| Objetivos |
1: De acordo com o texto sobre o neoliberalismo e o clima, em que o neoliberalismo põe ênfase?
2: Explique por que o texto sobre o neoliberalismo e o clima diz que o Estado Mínimo é, na verdade, Estado Máximo.
3: Prossiga com o texto sobre o neoliberalismo e o clima a partir do ponto em que ele termina.

| Texto exibido |

"""

Como afirmou o Papa Francisco: “os mais pobres são os que mais sofrem as piores
consequências de todas as agressões ambientais” (LS 48).
• O fracasso das políticas neoliberais
e o Estado Mínimo
O
neoliberalismo, com sua ênfase na desregulamentação, privatização e redução do
papel do Estado, tem se mostrado inadequado para enfrentar a complexidade dos
desafios climáticos atuais. O conceito de Estado Mínimo (para os pobres), da
mesma forma que desregulamenta as proteções sociais e ambientais, protege as
destruições e explorações, é, portanto, Estado Máximo (para os ricos). Essa
forma de Estado, preconizada pelo neoliberalismo como dogma, prioriza a
eficiência econômica e a acumulação privada sobre a proteção ambiental e
social, contribuindo para a vulnerabilidade das populações mais pobres e para a
degradação dos recursos naturais.

"""

(Listagens anotadas de elementos)

"""

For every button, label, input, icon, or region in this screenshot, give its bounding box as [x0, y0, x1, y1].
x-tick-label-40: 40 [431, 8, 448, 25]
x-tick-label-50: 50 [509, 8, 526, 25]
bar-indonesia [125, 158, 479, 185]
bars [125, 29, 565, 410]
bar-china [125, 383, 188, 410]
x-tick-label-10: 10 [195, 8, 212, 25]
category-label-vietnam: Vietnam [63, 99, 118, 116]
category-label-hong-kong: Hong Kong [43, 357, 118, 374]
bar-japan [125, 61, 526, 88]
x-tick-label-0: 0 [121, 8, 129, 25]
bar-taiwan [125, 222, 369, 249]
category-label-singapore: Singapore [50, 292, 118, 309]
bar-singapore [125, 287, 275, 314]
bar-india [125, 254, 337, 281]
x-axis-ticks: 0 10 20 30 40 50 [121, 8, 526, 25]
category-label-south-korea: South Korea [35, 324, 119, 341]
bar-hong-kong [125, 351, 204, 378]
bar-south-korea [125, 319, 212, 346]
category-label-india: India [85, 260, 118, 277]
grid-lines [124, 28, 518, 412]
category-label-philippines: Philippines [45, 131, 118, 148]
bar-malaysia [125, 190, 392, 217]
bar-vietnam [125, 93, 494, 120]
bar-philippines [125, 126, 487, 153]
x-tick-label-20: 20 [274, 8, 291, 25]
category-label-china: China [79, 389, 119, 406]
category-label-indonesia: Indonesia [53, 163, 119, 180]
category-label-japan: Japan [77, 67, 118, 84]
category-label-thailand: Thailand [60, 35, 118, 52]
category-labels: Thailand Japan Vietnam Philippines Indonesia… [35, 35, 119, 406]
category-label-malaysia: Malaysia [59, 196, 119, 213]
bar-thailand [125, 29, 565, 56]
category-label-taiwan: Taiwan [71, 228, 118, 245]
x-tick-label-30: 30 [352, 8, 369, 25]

"""

| Respostas por tarefa |
1: Na desregulamentação, na privatização e na redução do papel do Estado.

2: O Estado Mínimo desregulamenta as proteções sociais e ambientais, sendo mínimo para os pobres. Ao mesmo tempo, protege as destruições e explorações, sendo máximo para os ricos.

3:
Porto
Alegre, assim como muitas outras cidades brasileiras, é exemplo estampado da
ineficácia dessa ideologia. Nos últimos quinze anos houve um desmonte
deliberado de todos os meios para uma gestão eficaz do bem comum; da
privatização ou extinção de departamentos especializados no cuidado com a
cidade ao sucateamento de seus meios de trabalho, demissão ou aposentadoria de
quadros técnicos especializados e desprezo a qualquer possibilidade de ingresso
de novos técnicos ou na formação de novas gerações. A falta de infraestrutura
adequada e políticas públicas eficientes, que poderiam mitigar os impactos das
mudanças climáticas, foram escancarados aos olhos de todo o país. A ausência de
um planejamento urbano resiliente e a precariedade dos serviços públicos vistos
em Porto Alegre, antes cidade referência em políticas públicas, são reflexos
diretos de um modelo de gestão que desvaloriza o papel do Estado como
garantidor do bem comum, submetendo o aparato estatal aos interesses das
grandes corporações privadas. Desde 2019 o governo do Rio Grande do Sul alterou
quase 500 pontos do Código Ambiental do estado; alterações que hoje se voltam
até mesmo contra os interesses daqueles que as promoveram, como o agronegócio,
que, em nome de uma ganância imediata, agora amarga enormes prejuízos.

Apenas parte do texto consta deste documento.